_What you are asked to do_:
Look for the word "Output" in the entries below, then copy every line that has it.

Items from a data source
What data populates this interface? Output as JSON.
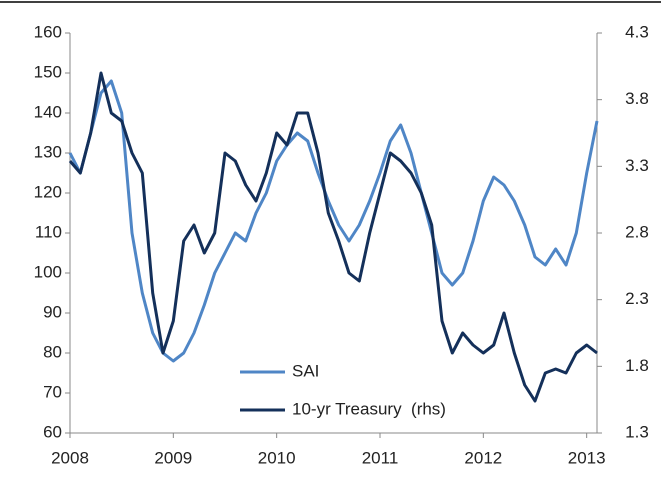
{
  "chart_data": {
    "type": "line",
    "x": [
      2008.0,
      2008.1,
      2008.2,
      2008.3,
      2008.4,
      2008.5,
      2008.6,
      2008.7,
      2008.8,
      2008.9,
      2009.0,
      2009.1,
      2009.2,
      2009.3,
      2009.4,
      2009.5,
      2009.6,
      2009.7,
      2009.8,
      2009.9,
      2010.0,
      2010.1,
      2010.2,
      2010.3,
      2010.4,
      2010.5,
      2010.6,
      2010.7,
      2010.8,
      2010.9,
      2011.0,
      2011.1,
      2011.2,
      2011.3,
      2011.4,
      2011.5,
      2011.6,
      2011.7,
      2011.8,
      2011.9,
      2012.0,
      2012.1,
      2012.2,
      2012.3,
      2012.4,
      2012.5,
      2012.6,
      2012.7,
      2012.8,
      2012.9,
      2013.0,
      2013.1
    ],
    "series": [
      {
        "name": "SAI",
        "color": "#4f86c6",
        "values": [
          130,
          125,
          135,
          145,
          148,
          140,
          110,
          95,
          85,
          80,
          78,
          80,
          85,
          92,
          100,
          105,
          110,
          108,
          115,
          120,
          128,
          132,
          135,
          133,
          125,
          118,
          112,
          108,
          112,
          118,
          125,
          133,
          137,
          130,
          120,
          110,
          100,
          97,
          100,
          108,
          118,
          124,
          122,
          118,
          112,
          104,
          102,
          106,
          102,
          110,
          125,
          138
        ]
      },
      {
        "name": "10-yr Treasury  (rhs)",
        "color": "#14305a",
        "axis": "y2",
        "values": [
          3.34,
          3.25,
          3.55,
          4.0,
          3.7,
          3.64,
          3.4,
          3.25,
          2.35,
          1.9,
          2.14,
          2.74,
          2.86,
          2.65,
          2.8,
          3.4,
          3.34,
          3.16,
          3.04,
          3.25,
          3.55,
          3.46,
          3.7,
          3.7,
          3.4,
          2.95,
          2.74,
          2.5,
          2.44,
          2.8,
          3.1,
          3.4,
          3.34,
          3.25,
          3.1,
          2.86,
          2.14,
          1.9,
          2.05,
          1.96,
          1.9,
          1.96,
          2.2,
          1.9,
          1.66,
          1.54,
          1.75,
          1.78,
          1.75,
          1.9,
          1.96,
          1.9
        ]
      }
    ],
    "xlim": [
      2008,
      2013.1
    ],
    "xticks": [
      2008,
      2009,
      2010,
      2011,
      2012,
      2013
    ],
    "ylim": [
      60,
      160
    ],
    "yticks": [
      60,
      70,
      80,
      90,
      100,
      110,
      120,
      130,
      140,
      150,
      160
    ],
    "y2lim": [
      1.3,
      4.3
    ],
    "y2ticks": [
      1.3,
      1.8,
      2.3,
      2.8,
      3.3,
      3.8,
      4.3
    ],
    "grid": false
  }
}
...
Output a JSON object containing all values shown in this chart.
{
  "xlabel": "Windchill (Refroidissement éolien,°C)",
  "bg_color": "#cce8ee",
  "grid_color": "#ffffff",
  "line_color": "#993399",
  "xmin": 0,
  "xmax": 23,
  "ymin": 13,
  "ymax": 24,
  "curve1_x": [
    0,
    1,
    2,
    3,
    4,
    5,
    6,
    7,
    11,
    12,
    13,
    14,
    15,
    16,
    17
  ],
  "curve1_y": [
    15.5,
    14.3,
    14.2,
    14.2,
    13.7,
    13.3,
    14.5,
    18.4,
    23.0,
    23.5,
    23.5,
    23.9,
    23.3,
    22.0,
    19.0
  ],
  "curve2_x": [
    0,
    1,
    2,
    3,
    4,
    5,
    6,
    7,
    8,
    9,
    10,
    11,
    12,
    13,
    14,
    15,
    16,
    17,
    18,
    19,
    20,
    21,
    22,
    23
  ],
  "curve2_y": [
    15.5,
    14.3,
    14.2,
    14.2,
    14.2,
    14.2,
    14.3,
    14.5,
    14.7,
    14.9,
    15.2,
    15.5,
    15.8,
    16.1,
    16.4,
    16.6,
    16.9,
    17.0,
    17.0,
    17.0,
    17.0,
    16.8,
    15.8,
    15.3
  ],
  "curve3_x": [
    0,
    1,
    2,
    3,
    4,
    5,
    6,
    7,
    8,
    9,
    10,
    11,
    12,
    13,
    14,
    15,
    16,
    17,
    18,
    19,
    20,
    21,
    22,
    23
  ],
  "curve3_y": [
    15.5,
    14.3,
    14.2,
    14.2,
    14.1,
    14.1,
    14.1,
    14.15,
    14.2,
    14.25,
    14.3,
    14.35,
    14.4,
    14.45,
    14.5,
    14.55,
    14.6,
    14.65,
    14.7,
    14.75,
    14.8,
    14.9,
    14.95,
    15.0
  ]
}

_Solution to this exercise_:
What data populates this interface? Output as JSON.
Output a JSON object containing all values shown in this chart.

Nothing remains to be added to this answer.